- **Available records**

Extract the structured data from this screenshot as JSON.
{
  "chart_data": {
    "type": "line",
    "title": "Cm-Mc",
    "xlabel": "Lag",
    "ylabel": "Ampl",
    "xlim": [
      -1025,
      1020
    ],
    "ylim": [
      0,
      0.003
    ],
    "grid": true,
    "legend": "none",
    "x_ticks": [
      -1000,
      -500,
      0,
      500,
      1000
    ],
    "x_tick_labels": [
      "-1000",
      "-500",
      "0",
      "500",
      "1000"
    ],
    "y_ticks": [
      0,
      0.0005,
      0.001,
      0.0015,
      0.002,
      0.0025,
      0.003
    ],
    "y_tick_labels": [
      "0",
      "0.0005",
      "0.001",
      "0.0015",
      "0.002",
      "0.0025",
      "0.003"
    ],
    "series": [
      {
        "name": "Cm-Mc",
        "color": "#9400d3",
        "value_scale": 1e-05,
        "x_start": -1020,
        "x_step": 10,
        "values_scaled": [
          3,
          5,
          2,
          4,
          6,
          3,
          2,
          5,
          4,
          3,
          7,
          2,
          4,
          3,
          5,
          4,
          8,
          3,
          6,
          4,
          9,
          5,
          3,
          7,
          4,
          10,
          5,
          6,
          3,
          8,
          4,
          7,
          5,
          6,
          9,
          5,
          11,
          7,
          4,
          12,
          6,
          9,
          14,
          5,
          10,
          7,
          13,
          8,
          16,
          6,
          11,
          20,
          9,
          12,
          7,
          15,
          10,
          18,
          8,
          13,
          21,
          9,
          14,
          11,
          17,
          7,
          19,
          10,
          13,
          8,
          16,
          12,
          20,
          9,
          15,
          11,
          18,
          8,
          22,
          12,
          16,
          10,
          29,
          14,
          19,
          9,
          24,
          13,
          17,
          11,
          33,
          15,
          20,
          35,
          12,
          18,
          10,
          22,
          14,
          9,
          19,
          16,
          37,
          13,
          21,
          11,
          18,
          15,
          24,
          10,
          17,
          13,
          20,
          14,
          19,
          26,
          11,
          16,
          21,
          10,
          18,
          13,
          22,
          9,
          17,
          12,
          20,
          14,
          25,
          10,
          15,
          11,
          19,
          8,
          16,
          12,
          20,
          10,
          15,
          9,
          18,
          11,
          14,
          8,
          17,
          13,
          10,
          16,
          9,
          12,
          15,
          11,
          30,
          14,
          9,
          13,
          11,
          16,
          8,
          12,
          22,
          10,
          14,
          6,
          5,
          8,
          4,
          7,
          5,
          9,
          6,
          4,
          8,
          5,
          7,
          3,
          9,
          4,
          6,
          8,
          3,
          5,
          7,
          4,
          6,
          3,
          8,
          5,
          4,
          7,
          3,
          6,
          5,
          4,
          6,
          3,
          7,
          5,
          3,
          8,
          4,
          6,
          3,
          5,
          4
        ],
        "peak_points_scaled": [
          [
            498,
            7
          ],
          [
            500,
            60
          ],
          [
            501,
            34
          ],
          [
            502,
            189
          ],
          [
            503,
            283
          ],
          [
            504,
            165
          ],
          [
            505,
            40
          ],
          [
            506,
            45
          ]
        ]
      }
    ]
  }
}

- **To do**
Quote each line of the listing above exactly.

- **Solution to this problem**
Extract the structured data from this screenshot as JSON.
{
  "chart_data": {
    "type": "line",
    "title": "Cm-Mc",
    "xlabel": "Lag",
    "ylabel": "Ampl",
    "xlim": [
      -1025,
      1020
    ],
    "ylim": [
      0,
      0.003
    ],
    "grid": true,
    "legend": "none",
    "x_ticks": [
      -1000,
      -500,
      0,
      500,
      1000
    ],
    "x_tick_labels": [
      "-1000",
      "-500",
      "0",
      "500",
      "1000"
    ],
    "y_ticks": [
      0,
      0.0005,
      0.001,
      0.0015,
      0.002,
      0.0025,
      0.003
    ],
    "y_tick_labels": [
      "0",
      "0.0005",
      "0.001",
      "0.0015",
      "0.002",
      "0.0025",
      "0.003"
    ],
    "series": [
      {
        "name": "Cm-Mc",
        "color": "#9400d3",
        "value_scale": 1e-05,
        "x_start": -1020,
        "x_step": 10,
        "values_scaled": [
          3,
          5,
          2,
          4,
          6,
          3,
          2,
          5,
          4,
          3,
          7,
          2,
          4,
          3,
          5,
          4,
          8,
          3,
          6,
          4,
          9,
          5,
          3,
          7,
          4,
          10,
          5,
          6,
          3,
          8,
          4,
          7,
          5,
          6,
          9,
          5,
          11,
          7,
          4,
          12,
          6,
          9,
          14,
          5,
          10,
          7,
          13,
          8,
          16,
          6,
          11,
          20,
          9,
          12,
          7,
          15,
          10,
          18,
          8,
          13,
          21,
          9,
          14,
          11,
          17,
          7,
          19,
          10,
          13,
          8,
          16,
          12,
          20,
          9,
          15,
          11,
          18,
          8,
          22,
          12,
          16,
          10,
          29,
          14,
          19,
          9,
          24,
          13,
          17,
          11,
          33,
          15,
          20,
          35,
          12,
          18,
          10,
          22,
          14,
          9,
          19,
          16,
          37,
          13,
          21,
          11,
          18,
          15,
          24,
          10,
          17,
          13,
          20,
          14,
          19,
          26,
          11,
          16,
          21,
          10,
          18,
          13,
          22,
          9,
          17,
          12,
          20,
          14,
          25,
          10,
          15,
          11,
          19,
          8,
          16,
          12,
          20,
          10,
          15,
          9,
          18,
          11,
          14,
          8,
          17,
          13,
          10,
          16,
          9,
          12,
          15,
          11,
          30,
          14,
          9,
          13,
          11,
          16,
          8,
          12,
          22,
          10,
          14,
          6,
          5,
          8,
          4,
          7,
          5,
          9,
          6,
          4,
          8,
          5,
          7,
          3,
          9,
          4,
          6,
          8,
          3,
          5,
          7,
          4,
          6,
          3,
          8,
          5,
          4,
          7,
          3,
          6,
          5,
          4,
          6,
          3,
          7,
          5,
          3,
          8,
          4,
          6,
          3,
          5,
          4
        ],
        "peak_points_scaled": [
          [
            498,
            7
          ],
          [
            500,
            60
          ],
          [
            501,
            34
          ],
          [
            502,
            189
          ],
          [
            503,
            283
          ],
          [
            504,
            165
          ],
          [
            505,
            40
          ],
          [
            506,
            45
          ]
        ]
      }
    ]
  }
}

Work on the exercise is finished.